Print every line of the records below verbatim, with nothing added, dropped, or changed.

— START Supplied material —

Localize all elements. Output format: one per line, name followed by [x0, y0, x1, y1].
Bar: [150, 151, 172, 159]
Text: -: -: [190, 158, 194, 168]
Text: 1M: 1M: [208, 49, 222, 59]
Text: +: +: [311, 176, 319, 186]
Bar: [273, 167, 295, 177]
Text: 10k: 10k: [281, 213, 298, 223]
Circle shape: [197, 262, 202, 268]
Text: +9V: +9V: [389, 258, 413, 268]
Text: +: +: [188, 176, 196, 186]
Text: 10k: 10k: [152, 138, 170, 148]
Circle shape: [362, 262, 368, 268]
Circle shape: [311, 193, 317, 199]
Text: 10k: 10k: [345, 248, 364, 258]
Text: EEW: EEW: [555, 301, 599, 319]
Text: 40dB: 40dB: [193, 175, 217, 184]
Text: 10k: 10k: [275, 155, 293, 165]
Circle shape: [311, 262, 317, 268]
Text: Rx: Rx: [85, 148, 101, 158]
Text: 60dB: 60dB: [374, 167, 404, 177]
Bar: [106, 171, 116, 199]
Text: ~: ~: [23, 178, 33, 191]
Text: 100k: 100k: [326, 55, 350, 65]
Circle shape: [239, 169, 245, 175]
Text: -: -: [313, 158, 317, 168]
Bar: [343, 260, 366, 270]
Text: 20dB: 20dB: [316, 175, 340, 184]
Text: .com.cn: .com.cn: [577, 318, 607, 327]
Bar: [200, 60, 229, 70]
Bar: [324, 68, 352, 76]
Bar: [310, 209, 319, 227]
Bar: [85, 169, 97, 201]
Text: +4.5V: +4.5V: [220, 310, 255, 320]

— END Supplied material —

Complete answer:
Localize all elements. Output format: one per line, name followed by [x0, y0, x1, y1].
Bar: [150, 151, 172, 159]
Text: -: -: [190, 158, 194, 168]
Text: 1M: 1M: [208, 49, 222, 59]
Text: +: +: [311, 176, 319, 186]
Bar: [273, 167, 295, 177]
Text: 10k: 10k: [281, 213, 298, 223]
Circle shape: [197, 262, 202, 268]
Text: +9V: +9V: [389, 258, 413, 268]
Text: +: +: [188, 176, 196, 186]
Text: 10k: 10k: [152, 138, 170, 148]
Circle shape: [362, 262, 368, 268]
Circle shape: [311, 193, 317, 199]
Text: 10k: 10k: [345, 248, 364, 258]
Text: EEW: EEW: [555, 301, 599, 319]
Text: 40dB: 40dB: [193, 175, 217, 184]
Text: 10k: 10k: [275, 155, 293, 165]
Circle shape: [311, 262, 317, 268]
Text: Rx: Rx: [85, 148, 101, 158]
Text: 60dB: 60dB: [374, 167, 404, 177]
Bar: [106, 171, 116, 199]
Text: ~: ~: [23, 178, 33, 191]
Text: 100k: 100k: [326, 55, 350, 65]
Circle shape: [239, 169, 245, 175]
Text: -: -: [313, 158, 317, 168]
Bar: [343, 260, 366, 270]
Text: 20dB: 20dB: [316, 175, 340, 184]
Text: .com.cn: .com.cn: [577, 318, 607, 327]
Bar: [200, 60, 229, 70]
Bar: [324, 68, 352, 76]
Bar: [310, 209, 319, 227]
Bar: [85, 169, 97, 201]
Text: +4.5V: +4.5V: [220, 310, 255, 320]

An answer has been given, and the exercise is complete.